◆ GIVEN INSTRUCTION
Identify each line containing the word "title" and copy it.
* begin EXERCISE MATERIAL *
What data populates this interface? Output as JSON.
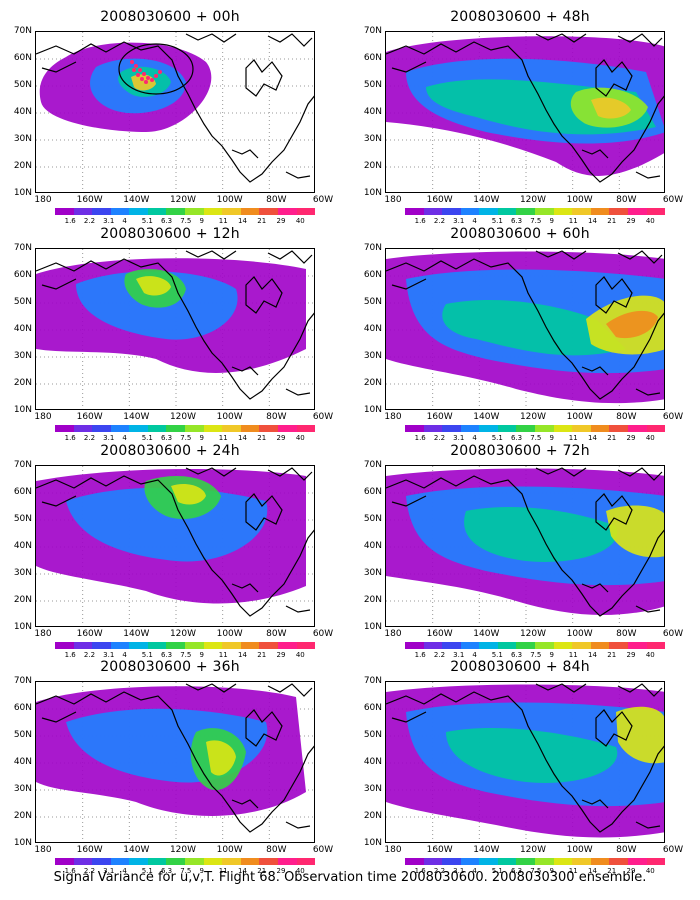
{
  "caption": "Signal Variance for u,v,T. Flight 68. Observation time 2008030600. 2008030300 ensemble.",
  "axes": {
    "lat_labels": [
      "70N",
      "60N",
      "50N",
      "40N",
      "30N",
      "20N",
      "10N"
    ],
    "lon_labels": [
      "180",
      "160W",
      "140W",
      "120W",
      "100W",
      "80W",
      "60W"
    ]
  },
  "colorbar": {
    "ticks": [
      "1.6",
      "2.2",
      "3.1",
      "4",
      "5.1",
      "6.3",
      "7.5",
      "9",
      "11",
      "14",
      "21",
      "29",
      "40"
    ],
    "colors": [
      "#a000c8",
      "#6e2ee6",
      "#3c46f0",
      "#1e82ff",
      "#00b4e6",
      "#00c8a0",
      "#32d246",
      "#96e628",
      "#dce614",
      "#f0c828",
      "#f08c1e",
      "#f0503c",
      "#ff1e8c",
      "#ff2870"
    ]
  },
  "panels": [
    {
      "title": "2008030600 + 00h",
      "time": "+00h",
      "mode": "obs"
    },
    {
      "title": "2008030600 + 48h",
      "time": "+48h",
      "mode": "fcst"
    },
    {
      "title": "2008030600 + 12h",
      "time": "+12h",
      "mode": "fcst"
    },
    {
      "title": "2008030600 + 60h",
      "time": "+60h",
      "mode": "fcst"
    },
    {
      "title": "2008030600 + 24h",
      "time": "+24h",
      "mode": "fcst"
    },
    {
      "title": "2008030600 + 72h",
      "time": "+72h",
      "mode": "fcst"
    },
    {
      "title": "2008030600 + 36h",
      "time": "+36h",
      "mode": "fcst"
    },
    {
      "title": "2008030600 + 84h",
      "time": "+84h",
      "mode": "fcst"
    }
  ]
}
* end EXERCISE MATERIAL *
◆ SOLUTION
      "title": "2008030600 + 00h",
      "title": "2008030600 + 48h",
      "title": "2008030600 + 12h",
      "title": "2008030600 + 60h",
      "title": "2008030600 + 24h",
      "title": "2008030600 + 72h",
      "title": "2008030600 + 36h",
      "title": "2008030600 + 84h",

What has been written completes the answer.